### THE TASK
Quote the full listing word for word.

### RECORDS FOR PROCESSING
========================================
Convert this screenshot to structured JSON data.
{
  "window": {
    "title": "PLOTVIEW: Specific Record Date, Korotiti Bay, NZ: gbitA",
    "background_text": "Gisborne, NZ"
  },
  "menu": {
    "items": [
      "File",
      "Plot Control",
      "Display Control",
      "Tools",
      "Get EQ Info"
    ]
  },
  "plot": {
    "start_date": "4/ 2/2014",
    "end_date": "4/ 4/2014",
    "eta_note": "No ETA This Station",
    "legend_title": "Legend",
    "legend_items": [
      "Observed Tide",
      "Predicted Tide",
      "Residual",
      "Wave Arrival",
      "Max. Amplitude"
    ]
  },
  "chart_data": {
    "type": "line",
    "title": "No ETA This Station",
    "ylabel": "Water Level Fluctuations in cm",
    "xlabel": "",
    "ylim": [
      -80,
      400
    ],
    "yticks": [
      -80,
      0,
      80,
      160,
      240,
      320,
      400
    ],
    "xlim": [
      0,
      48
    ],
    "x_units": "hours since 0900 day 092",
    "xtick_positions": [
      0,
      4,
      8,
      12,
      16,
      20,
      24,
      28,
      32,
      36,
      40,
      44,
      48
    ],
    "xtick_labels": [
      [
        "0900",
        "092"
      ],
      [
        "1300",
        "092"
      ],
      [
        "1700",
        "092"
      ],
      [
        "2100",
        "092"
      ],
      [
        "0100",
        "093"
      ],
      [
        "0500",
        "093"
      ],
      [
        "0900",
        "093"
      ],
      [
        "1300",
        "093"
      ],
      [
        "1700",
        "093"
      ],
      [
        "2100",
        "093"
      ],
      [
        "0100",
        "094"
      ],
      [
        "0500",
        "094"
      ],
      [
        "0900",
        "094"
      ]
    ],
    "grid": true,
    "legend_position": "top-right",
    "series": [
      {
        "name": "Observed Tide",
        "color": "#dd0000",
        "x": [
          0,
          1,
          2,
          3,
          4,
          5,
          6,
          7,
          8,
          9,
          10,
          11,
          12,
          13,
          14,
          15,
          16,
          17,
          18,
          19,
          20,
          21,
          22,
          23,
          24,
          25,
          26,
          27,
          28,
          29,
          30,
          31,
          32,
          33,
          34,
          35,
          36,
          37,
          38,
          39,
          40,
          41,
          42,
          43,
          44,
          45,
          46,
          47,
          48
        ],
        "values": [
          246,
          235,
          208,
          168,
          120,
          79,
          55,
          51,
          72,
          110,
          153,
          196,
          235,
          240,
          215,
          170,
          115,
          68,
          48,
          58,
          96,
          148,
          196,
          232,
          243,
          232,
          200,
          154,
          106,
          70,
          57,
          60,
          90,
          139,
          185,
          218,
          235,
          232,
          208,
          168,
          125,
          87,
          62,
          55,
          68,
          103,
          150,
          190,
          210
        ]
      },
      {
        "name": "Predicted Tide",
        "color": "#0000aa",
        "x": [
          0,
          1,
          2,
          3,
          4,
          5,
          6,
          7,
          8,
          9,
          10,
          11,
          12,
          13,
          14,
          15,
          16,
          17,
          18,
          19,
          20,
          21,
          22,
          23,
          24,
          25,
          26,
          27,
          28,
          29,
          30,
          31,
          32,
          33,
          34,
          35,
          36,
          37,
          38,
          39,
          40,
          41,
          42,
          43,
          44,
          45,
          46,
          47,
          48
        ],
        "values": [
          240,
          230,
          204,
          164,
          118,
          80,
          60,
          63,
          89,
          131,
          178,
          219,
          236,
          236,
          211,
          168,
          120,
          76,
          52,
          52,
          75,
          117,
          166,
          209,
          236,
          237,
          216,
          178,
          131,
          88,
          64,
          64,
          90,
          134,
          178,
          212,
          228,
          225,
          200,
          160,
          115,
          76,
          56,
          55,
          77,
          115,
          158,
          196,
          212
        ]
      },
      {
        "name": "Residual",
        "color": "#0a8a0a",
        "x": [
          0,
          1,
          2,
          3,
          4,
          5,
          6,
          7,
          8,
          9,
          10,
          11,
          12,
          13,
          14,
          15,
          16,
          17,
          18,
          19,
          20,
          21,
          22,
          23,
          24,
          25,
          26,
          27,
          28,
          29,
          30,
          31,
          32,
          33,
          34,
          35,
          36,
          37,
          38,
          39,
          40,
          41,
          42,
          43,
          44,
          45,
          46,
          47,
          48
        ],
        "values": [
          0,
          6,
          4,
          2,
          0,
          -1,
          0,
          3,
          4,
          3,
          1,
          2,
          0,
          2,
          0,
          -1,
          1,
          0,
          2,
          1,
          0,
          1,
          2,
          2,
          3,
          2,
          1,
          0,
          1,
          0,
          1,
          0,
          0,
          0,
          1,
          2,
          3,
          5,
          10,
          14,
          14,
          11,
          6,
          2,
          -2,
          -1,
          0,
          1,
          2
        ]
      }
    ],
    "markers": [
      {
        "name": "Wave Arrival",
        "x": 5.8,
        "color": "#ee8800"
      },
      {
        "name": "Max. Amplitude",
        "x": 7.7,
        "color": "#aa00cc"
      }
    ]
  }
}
========================================
### EXERCISE RESULT
Convert this screenshot to structured JSON data.
{
  "window": {
    "title": "PLOTVIEW: Specific Record Date, Korotiti Bay, NZ: gbitA",
    "background_text": "Gisborne, NZ"
  },
  "menu": {
    "items": [
      "File",
      "Plot Control",
      "Display Control",
      "Tools",
      "Get EQ Info"
    ]
  },
  "plot": {
    "start_date": "4/ 2/2014",
    "end_date": "4/ 4/2014",
    "eta_note": "No ETA This Station",
    "legend_title": "Legend",
    "legend_items": [
      "Observed Tide",
      "Predicted Tide",
      "Residual",
      "Wave Arrival",
      "Max. Amplitude"
    ]
  },
  "chart_data": {
    "type": "line",
    "title": "No ETA This Station",
    "ylabel": "Water Level Fluctuations in cm",
    "xlabel": "",
    "ylim": [
      -80,
      400
    ],
    "yticks": [
      -80,
      0,
      80,
      160,
      240,
      320,
      400
    ],
    "xlim": [
      0,
      48
    ],
    "x_units": "hours since 0900 day 092",
    "xtick_positions": [
      0,
      4,
      8,
      12,
      16,
      20,
      24,
      28,
      32,
      36,
      40,
      44,
      48
    ],
    "xtick_labels": [
      [
        "0900",
        "092"
      ],
      [
        "1300",
        "092"
      ],
      [
        "1700",
        "092"
      ],
      [
        "2100",
        "092"
      ],
      [
        "0100",
        "093"
      ],
      [
        "0500",
        "093"
      ],
      [
        "0900",
        "093"
      ],
      [
        "1300",
        "093"
      ],
      [
        "1700",
        "093"
      ],
      [
        "2100",
        "093"
      ],
      [
        "0100",
        "094"
      ],
      [
        "0500",
        "094"
      ],
      [
        "0900",
        "094"
      ]
    ],
    "grid": true,
    "legend_position": "top-right",
    "series": [
      {
        "name": "Observed Tide",
        "color": "#dd0000",
        "x": [
          0,
          1,
          2,
          3,
          4,
          5,
          6,
          7,
          8,
          9,
          10,
          11,
          12,
          13,
          14,
          15,
          16,
          17,
          18,
          19,
          20,
          21,
          22,
          23,
          24,
          25,
          26,
          27,
          28,
          29,
          30,
          31,
          32,
          33,
          34,
          35,
          36,
          37,
          38,
          39,
          40,
          41,
          42,
          43,
          44,
          45,
          46,
          47,
          48
        ],
        "values": [
          246,
          235,
          208,
          168,
          120,
          79,
          55,
          51,
          72,
          110,
          153,
          196,
          235,
          240,
          215,
          170,
          115,
          68,
          48,
          58,
          96,
          148,
          196,
          232,
          243,
          232,
          200,
          154,
          106,
          70,
          57,
          60,
          90,
          139,
          185,
          218,
          235,
          232,
          208,
          168,
          125,
          87,
          62,
          55,
          68,
          103,
          150,
          190,
          210
        ]
      },
      {
        "name": "Predicted Tide",
        "color": "#0000aa",
        "x": [
          0,
          1,
          2,
          3,
          4,
          5,
          6,
          7,
          8,
          9,
          10,
          11,
          12,
          13,
          14,
          15,
          16,
          17,
          18,
          19,
          20,
          21,
          22,
          23,
          24,
          25,
          26,
          27,
          28,
          29,
          30,
          31,
          32,
          33,
          34,
          35,
          36,
          37,
          38,
          39,
          40,
          41,
          42,
          43,
          44,
          45,
          46,
          47,
          48
        ],
        "values": [
          240,
          230,
          204,
          164,
          118,
          80,
          60,
          63,
          89,
          131,
          178,
          219,
          236,
          236,
          211,
          168,
          120,
          76,
          52,
          52,
          75,
          117,
          166,
          209,
          236,
          237,
          216,
          178,
          131,
          88,
          64,
          64,
          90,
          134,
          178,
          212,
          228,
          225,
          200,
          160,
          115,
          76,
          56,
          55,
          77,
          115,
          158,
          196,
          212
        ]
      },
      {
        "name": "Residual",
        "color": "#0a8a0a",
        "x": [
          0,
          1,
          2,
          3,
          4,
          5,
          6,
          7,
          8,
          9,
          10,
          11,
          12,
          13,
          14,
          15,
          16,
          17,
          18,
          19,
          20,
          21,
          22,
          23,
          24,
          25,
          26,
          27,
          28,
          29,
          30,
          31,
          32,
          33,
          34,
          35,
          36,
          37,
          38,
          39,
          40,
          41,
          42,
          43,
          44,
          45,
          46,
          47,
          48
        ],
        "values": [
          0,
          6,
          4,
          2,
          0,
          -1,
          0,
          3,
          4,
          3,
          1,
          2,
          0,
          2,
          0,
          -1,
          1,
          0,
          2,
          1,
          0,
          1,
          2,
          2,
          3,
          2,
          1,
          0,
          1,
          0,
          1,
          0,
          0,
          0,
          1,
          2,
          3,
          5,
          10,
          14,
          14,
          11,
          6,
          2,
          -2,
          -1,
          0,
          1,
          2
        ]
      }
    ],
    "markers": [
      {
        "name": "Wave Arrival",
        "x": 5.8,
        "color": "#ee8800"
      },
      {
        "name": "Max. Amplitude",
        "x": 7.7,
        "color": "#aa00cc"
      }
    ]
  }
}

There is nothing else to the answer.